Dataset records:
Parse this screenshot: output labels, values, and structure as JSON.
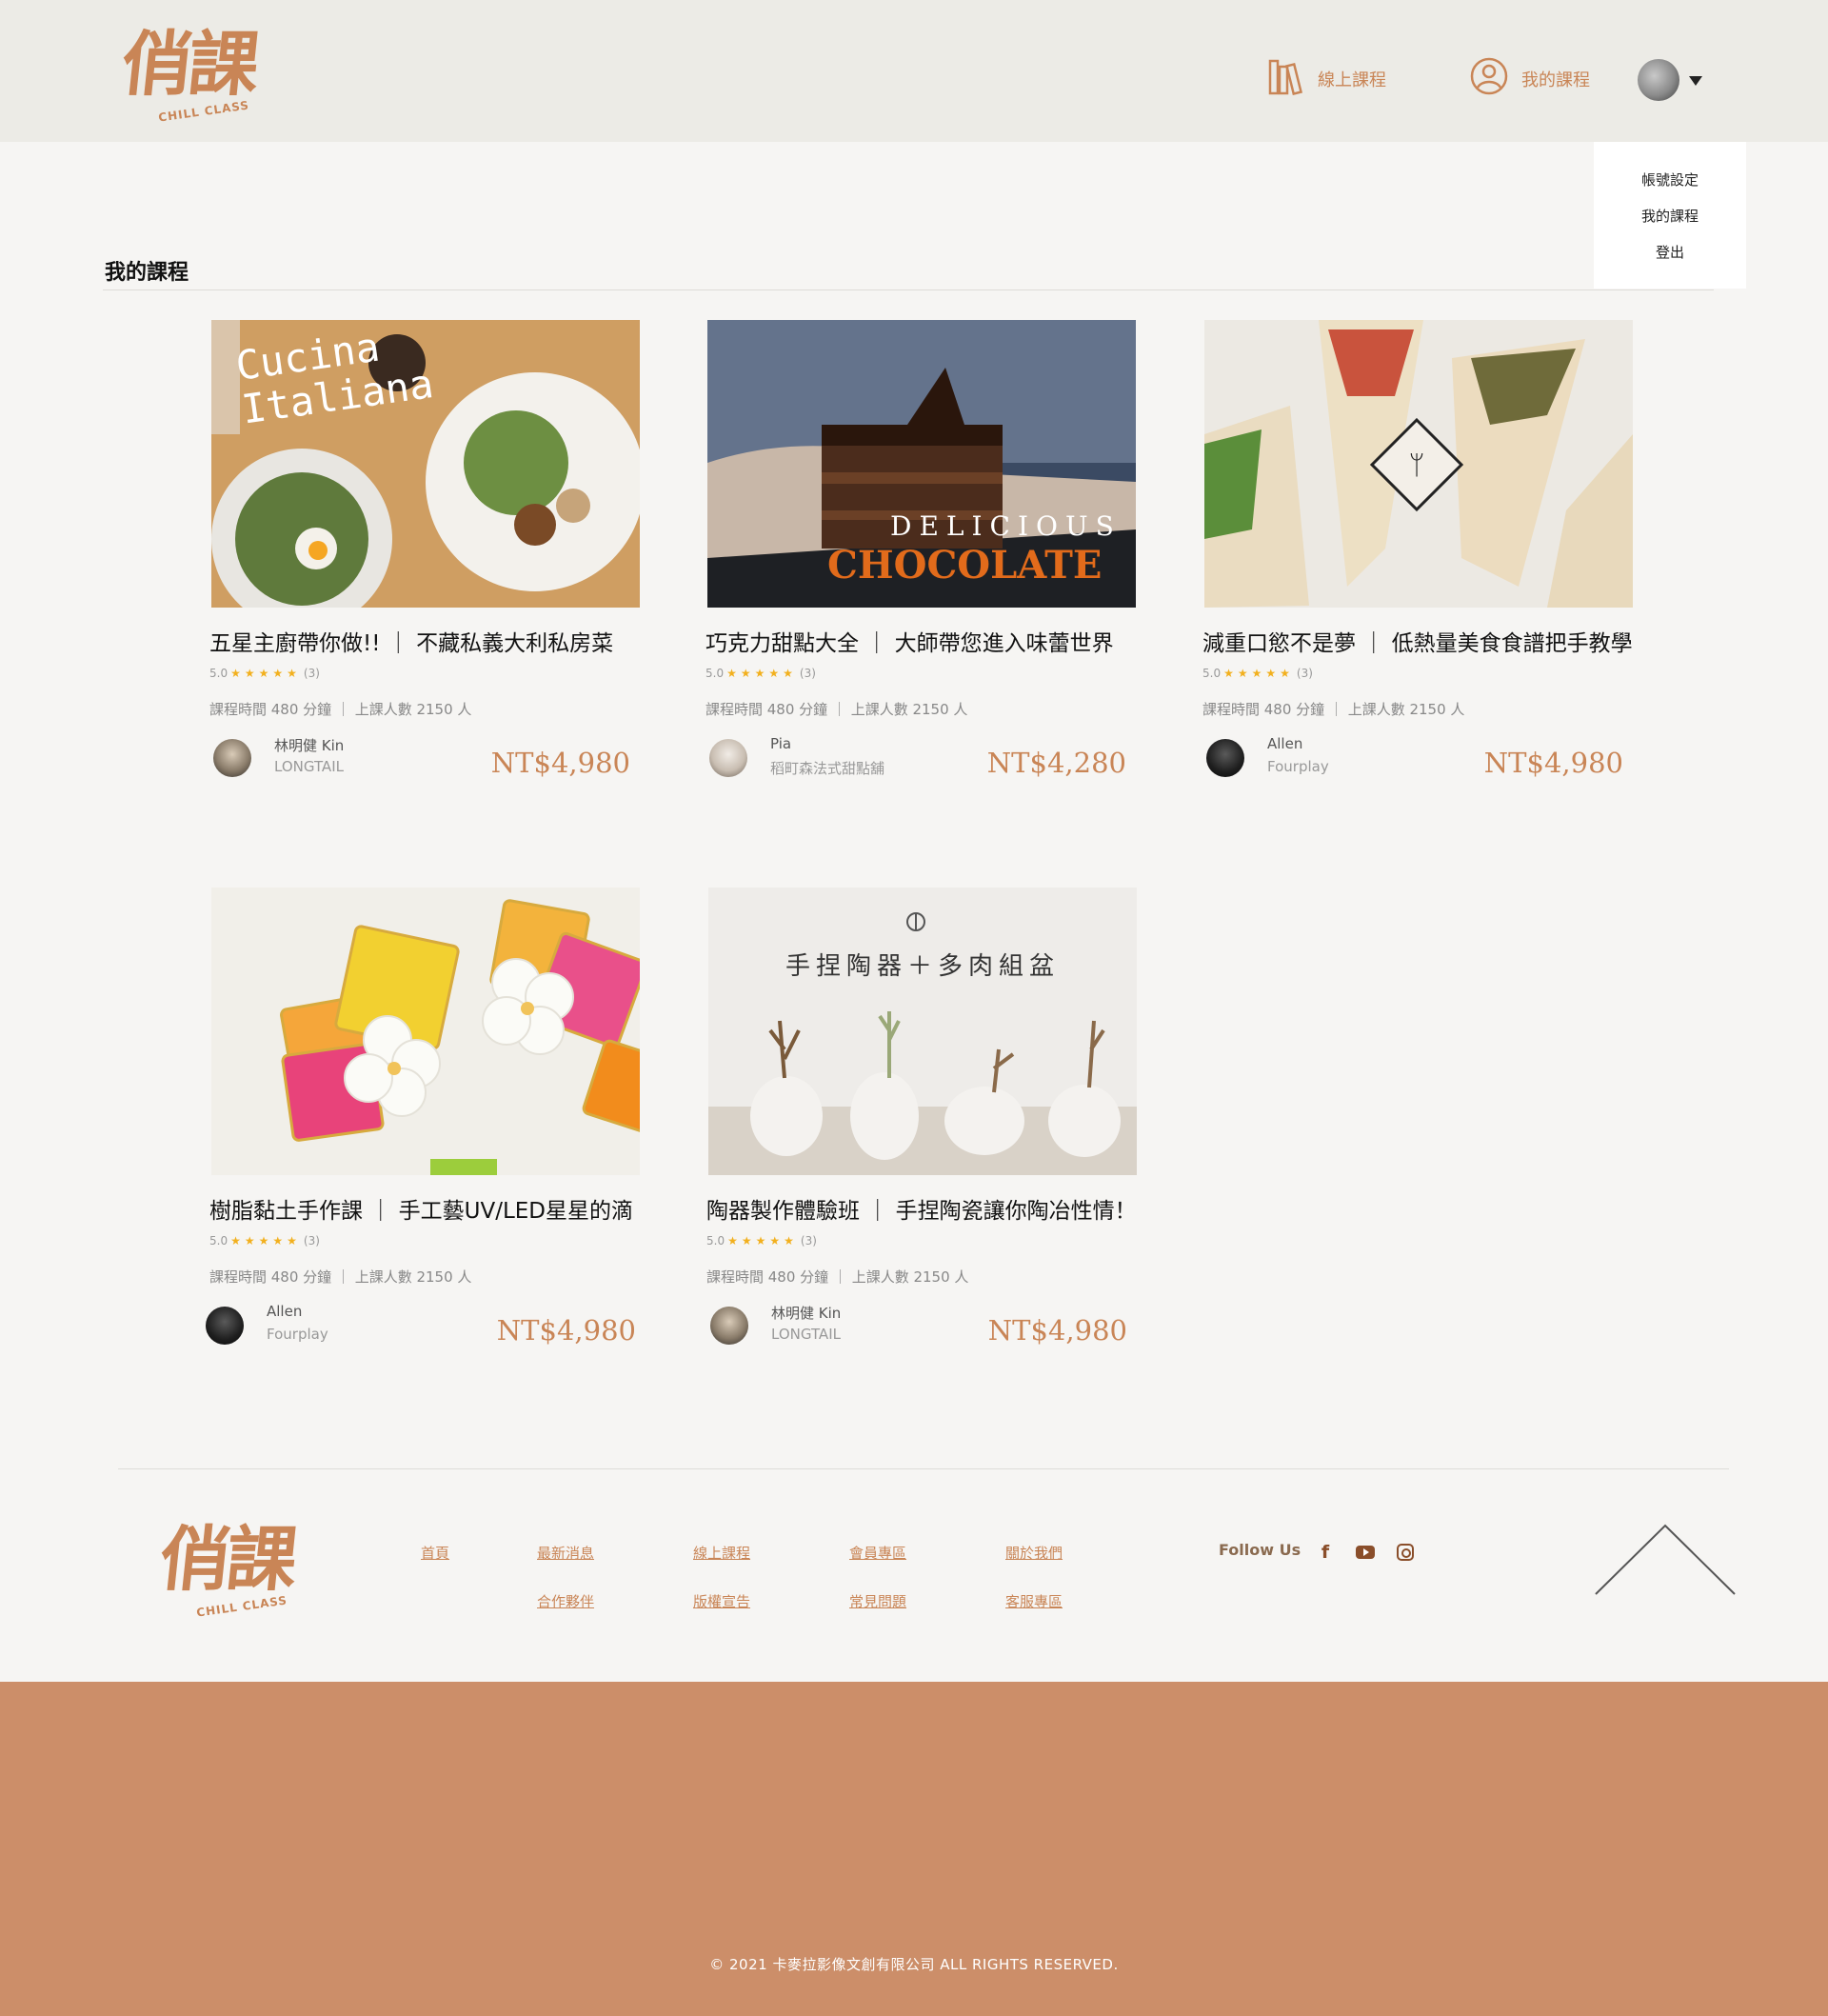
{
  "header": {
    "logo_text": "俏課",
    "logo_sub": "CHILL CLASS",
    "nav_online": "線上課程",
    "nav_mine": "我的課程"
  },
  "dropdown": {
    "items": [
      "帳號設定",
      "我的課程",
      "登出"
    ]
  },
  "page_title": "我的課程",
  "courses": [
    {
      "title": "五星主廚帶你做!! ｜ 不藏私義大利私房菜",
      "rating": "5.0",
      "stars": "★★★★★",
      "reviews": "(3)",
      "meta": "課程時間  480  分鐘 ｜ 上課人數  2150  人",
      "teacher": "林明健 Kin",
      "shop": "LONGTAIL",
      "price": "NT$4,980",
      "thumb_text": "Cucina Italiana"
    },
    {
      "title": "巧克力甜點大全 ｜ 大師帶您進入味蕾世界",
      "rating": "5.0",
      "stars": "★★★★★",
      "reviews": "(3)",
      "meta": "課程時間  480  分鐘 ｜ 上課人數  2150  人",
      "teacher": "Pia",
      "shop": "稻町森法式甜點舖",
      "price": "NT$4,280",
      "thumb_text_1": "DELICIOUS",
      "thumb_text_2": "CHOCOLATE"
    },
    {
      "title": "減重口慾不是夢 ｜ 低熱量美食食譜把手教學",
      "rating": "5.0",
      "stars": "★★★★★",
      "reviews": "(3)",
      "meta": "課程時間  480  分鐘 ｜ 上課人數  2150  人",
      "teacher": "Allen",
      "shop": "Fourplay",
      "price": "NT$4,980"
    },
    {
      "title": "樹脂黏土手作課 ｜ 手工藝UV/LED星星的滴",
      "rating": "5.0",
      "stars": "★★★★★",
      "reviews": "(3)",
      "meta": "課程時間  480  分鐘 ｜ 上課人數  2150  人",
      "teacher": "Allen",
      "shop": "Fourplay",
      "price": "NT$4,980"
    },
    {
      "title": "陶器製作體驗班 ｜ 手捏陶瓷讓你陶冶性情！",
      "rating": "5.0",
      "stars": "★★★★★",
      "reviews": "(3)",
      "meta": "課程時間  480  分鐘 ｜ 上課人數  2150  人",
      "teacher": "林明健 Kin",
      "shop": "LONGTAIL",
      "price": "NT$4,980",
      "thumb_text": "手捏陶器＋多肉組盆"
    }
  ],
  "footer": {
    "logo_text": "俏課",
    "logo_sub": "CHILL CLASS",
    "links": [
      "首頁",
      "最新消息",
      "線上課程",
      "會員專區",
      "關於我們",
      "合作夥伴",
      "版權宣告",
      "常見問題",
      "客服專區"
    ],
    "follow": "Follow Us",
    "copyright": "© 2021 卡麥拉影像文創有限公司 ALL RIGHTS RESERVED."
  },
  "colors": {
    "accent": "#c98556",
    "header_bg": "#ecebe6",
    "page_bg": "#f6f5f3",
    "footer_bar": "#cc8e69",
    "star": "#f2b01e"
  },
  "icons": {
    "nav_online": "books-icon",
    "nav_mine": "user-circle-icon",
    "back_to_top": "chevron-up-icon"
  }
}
...
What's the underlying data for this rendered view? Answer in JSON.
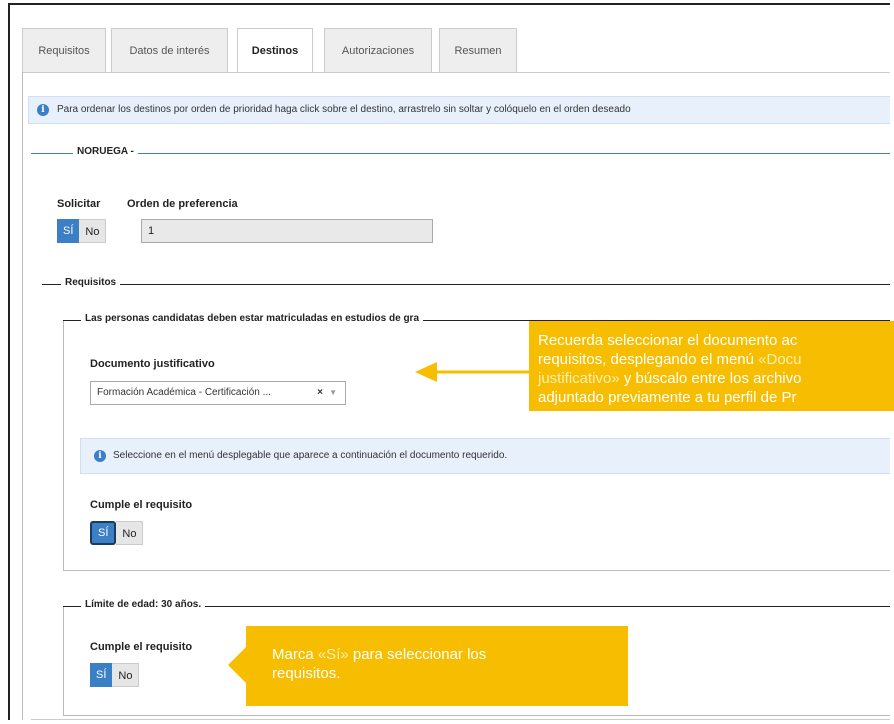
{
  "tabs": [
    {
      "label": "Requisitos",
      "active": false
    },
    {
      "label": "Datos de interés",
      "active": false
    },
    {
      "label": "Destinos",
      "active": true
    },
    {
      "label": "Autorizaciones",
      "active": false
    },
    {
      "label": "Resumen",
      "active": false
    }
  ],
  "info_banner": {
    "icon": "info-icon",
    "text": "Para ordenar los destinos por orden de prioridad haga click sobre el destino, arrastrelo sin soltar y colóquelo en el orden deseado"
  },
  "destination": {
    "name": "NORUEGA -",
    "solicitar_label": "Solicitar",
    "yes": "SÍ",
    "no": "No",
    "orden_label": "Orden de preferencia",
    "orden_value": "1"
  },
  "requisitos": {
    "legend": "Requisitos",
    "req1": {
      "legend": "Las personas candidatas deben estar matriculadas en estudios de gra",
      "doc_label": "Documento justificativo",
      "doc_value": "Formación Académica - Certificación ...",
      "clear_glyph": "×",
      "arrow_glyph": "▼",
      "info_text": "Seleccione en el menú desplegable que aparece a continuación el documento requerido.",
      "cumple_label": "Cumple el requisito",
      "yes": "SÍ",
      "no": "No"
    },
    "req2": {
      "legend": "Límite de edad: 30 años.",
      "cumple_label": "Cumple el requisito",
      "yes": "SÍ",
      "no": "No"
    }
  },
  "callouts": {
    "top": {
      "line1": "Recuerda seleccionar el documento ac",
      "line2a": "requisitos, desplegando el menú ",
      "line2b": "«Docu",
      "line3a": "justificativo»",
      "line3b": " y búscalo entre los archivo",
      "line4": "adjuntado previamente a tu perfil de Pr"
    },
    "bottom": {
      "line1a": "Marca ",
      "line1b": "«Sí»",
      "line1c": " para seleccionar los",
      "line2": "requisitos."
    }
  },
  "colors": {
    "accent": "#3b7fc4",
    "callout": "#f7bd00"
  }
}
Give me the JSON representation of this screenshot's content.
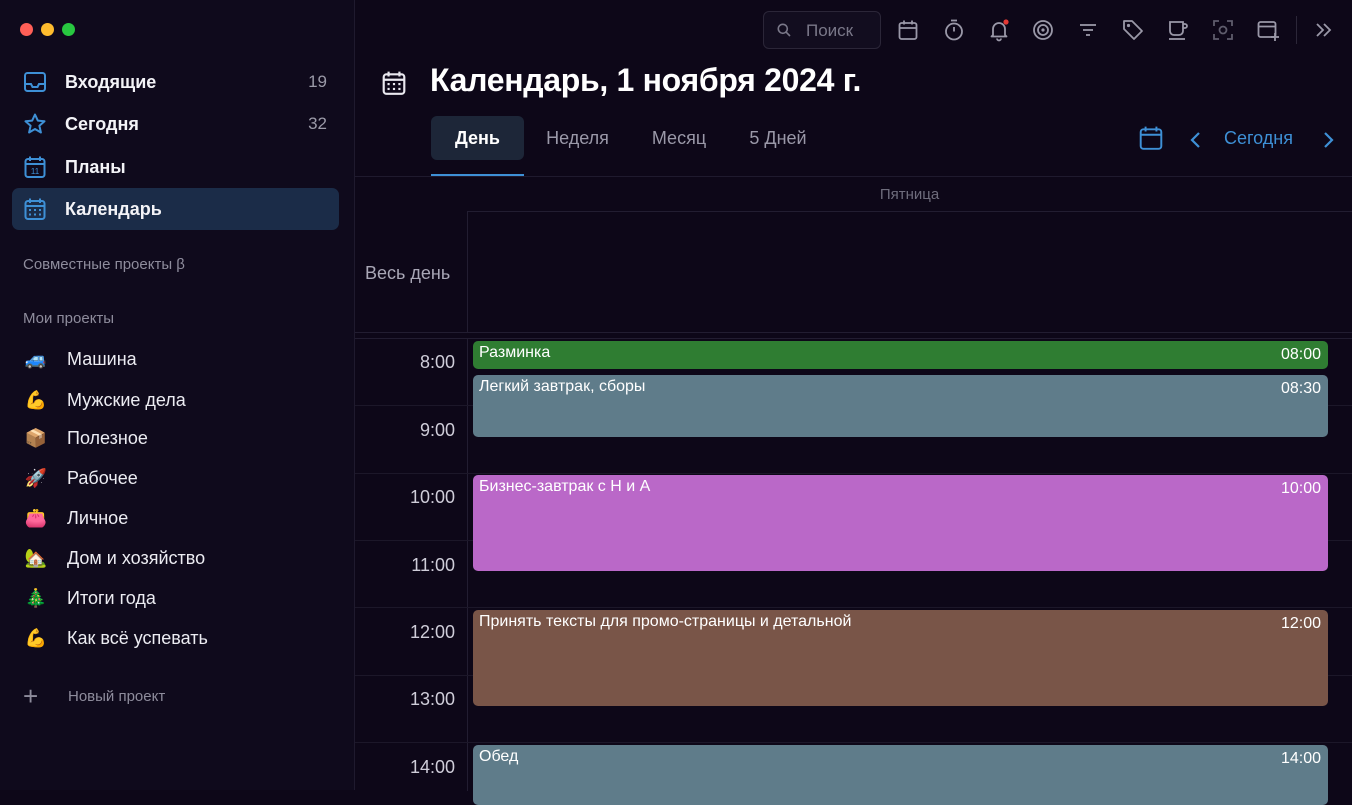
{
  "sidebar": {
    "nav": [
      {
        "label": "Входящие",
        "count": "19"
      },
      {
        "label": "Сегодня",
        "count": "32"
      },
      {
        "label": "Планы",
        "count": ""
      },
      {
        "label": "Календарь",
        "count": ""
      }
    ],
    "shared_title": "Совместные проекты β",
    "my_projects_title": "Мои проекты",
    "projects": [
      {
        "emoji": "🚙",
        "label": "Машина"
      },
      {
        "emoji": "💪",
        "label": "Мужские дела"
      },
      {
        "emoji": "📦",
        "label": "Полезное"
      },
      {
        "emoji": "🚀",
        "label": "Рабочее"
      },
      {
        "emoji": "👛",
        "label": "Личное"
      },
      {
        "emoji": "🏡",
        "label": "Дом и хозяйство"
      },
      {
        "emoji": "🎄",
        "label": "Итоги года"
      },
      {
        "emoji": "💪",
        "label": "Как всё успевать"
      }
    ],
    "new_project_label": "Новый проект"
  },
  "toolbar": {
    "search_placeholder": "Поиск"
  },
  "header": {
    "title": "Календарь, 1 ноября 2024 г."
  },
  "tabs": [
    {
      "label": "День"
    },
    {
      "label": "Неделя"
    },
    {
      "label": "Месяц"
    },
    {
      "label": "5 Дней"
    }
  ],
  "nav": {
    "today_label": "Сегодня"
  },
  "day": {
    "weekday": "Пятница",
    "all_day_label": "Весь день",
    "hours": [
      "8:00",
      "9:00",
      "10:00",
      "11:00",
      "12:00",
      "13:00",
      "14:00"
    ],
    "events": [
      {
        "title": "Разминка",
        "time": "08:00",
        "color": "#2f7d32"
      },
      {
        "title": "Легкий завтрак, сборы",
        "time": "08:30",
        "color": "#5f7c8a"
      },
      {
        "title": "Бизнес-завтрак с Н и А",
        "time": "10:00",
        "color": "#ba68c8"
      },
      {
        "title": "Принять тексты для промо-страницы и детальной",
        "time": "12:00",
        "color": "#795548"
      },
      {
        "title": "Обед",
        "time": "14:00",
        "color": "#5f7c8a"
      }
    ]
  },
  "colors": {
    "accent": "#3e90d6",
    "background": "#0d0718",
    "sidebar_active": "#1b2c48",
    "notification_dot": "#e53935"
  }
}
* * *
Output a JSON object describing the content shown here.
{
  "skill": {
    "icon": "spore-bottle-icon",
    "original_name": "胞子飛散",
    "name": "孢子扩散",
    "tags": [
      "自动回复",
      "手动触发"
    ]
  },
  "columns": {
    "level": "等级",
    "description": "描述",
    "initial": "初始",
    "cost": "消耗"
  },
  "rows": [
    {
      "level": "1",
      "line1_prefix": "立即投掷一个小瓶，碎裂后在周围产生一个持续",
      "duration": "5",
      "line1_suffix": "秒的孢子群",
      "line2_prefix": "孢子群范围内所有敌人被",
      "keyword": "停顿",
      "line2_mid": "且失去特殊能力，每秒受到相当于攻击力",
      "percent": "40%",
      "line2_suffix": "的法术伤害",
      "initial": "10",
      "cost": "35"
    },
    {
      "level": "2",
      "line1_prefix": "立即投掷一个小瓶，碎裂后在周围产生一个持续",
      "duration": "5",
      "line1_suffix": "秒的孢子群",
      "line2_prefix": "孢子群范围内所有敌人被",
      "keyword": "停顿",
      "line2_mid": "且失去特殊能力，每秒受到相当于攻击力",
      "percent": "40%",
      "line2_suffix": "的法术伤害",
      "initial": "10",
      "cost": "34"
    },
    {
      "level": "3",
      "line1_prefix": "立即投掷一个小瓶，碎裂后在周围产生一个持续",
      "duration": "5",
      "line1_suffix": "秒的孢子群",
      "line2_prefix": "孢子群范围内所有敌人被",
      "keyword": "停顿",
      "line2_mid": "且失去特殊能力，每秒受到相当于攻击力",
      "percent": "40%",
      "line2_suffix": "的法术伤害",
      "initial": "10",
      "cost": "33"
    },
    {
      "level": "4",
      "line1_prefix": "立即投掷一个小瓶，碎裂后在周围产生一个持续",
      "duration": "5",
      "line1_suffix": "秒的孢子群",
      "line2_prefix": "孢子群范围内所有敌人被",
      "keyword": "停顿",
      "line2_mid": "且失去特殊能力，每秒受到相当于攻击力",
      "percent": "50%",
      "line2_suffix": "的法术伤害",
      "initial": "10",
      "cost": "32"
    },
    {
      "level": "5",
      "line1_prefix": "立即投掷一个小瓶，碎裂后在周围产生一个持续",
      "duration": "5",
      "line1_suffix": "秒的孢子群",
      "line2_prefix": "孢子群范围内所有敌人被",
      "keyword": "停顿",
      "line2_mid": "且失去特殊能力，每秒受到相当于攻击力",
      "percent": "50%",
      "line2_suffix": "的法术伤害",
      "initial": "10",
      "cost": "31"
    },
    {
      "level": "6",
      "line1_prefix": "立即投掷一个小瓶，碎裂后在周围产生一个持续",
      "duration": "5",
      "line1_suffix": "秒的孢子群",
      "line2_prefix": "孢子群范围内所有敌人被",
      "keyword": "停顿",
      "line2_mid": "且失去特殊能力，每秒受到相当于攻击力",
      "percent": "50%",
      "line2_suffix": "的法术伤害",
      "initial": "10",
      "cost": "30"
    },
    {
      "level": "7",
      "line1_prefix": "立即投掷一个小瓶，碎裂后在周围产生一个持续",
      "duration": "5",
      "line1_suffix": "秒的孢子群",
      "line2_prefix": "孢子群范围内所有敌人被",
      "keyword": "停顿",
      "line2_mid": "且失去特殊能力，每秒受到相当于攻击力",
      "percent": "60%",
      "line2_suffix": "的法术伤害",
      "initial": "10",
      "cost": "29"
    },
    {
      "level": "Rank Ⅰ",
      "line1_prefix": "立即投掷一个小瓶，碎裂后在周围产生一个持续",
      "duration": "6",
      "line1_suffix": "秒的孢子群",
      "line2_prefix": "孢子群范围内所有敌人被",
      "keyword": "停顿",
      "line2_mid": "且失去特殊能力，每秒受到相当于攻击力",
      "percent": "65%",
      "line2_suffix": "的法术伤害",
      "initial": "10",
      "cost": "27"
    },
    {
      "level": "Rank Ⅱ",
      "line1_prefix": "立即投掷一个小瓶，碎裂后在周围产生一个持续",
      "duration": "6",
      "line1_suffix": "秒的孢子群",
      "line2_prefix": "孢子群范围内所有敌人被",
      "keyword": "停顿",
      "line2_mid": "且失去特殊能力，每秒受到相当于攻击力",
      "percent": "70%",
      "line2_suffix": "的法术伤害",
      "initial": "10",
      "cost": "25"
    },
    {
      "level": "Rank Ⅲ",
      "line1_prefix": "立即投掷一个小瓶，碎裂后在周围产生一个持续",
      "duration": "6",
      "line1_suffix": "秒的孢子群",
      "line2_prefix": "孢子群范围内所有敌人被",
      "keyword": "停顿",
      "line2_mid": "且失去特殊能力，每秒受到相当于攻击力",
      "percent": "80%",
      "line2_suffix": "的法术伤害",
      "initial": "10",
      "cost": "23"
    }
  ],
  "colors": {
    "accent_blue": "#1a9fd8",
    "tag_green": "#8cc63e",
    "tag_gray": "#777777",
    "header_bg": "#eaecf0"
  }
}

Directions - Look above for lines with the word "time" and copy them all.

Complete output -
        "time": "08:00",
        "time": "08:30",
        "time": "10:00",
        "time": "12:00",
        "time": "14:00",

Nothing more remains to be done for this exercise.